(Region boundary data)
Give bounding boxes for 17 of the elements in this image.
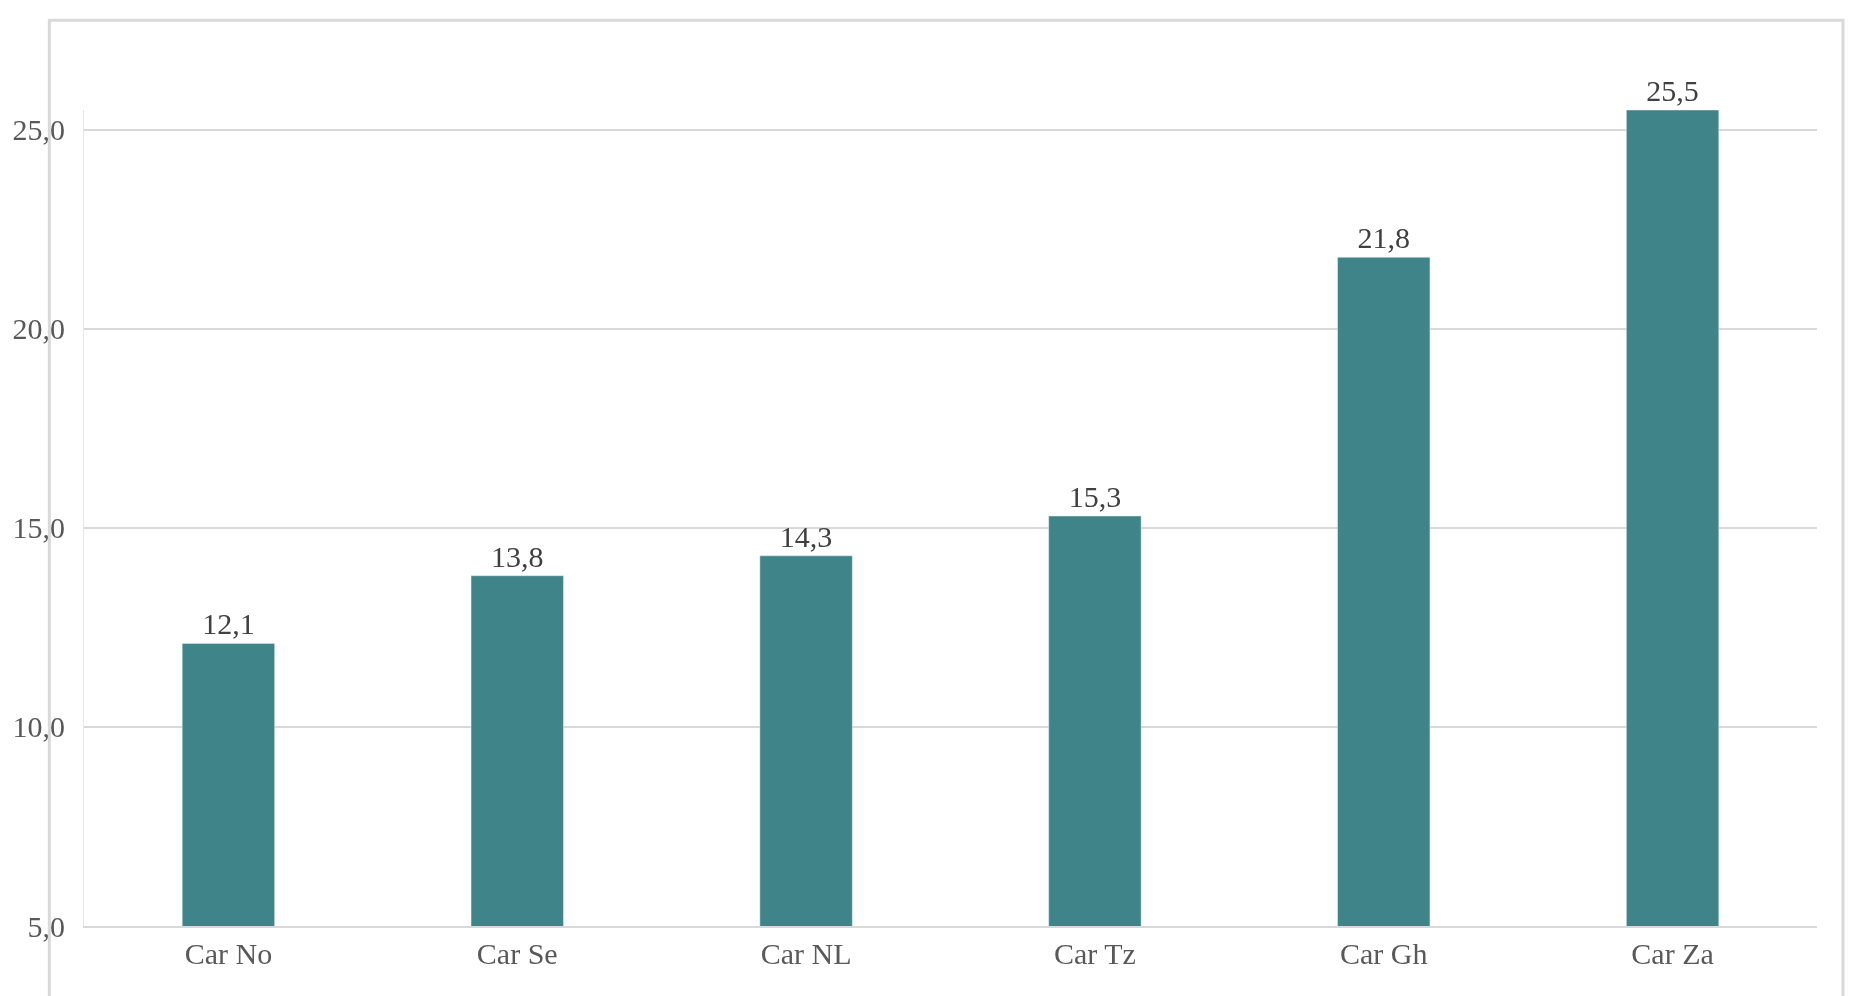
- x-tick-label: Car Gh: [1340, 937, 1428, 970]
- y-tick-label: 5,0: [27, 909, 65, 943]
- x-tick-label: Car Za: [1631, 937, 1714, 970]
- data-label: 21,8: [1357, 221, 1410, 255]
- x-tick-label: Car No: [184, 937, 273, 970]
- data-label: 14,3: [779, 519, 833, 553]
- data-label: 12,1: [202, 607, 255, 641]
- y-tick-label: 25,0: [12, 113, 65, 147]
- y-tick-label: 15,0: [12, 511, 65, 545]
- data-label: 15,3: [1068, 480, 1122, 514]
- y-tick-label: 10,0: [12, 710, 65, 744]
- y-tick-label: 20,0: [12, 312, 65, 346]
- data-label: 13,8: [491, 539, 544, 573]
- x-tick-label: Car NL: [760, 937, 852, 970]
- data-label: 25,5: [1646, 74, 1699, 107]
- x-tick-label: Car Tz: [1053, 937, 1136, 970]
- x-tick-label: Car Se: [476, 937, 558, 970]
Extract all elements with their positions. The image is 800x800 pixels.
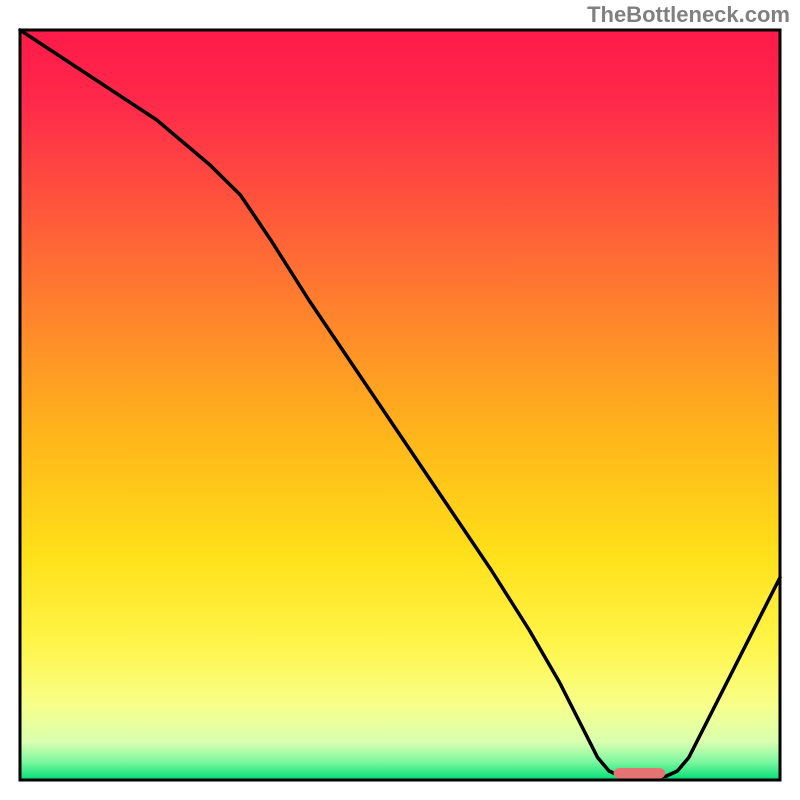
watermark-text: TheBottleneck.com — [587, 2, 790, 28]
plot-background — [20, 30, 780, 780]
bottleneck-chart — [0, 0, 800, 800]
optimal-marker — [614, 768, 666, 779]
chart-container: TheBottleneck.com — [0, 0, 800, 800]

● AIM OF THE EXERCISE: Replace every "elements" with "objects" throughout the items, changing nothing else, and omit the pictures from your answer.

● ANSWER TO THIS EXERCISE:
Give bounding boxes for 17 of the objects in this image.
- x-tick-label: Car Gh: [1340, 937, 1428, 970]
- y-tick-label: 5,0: [27, 909, 65, 943]
- x-tick-label: Car Za: [1631, 937, 1714, 970]
- data-label: 21,8: [1357, 221, 1410, 255]
- x-tick-label: Car No: [184, 937, 273, 970]
- data-label: 14,3: [779, 519, 833, 553]
- data-label: 12,1: [202, 607, 255, 641]
- y-tick-label: 25,0: [12, 113, 65, 147]
- y-tick-label: 15,0: [12, 511, 65, 545]
- data-label: 15,3: [1068, 480, 1122, 514]
- y-tick-label: 10,0: [12, 710, 65, 744]
- y-tick-label: 20,0: [12, 312, 65, 346]
- data-label: 13,8: [491, 539, 544, 573]
- x-tick-label: Car NL: [760, 937, 852, 970]
- data-label: 25,5: [1646, 74, 1699, 107]
- x-tick-label: Car Tz: [1053, 937, 1136, 970]
- x-tick-label: Car Se: [476, 937, 558, 970]
Extract all objects with their positions. The image is 800x800 pixels.
watermark-text: TheBottleneck.com — [587, 2, 790, 28]
plot-background — [20, 30, 780, 780]
bottleneck-chart — [0, 0, 800, 800]
optimal-marker — [614, 768, 666, 779]
chart-container: TheBottleneck.com — [0, 0, 800, 800]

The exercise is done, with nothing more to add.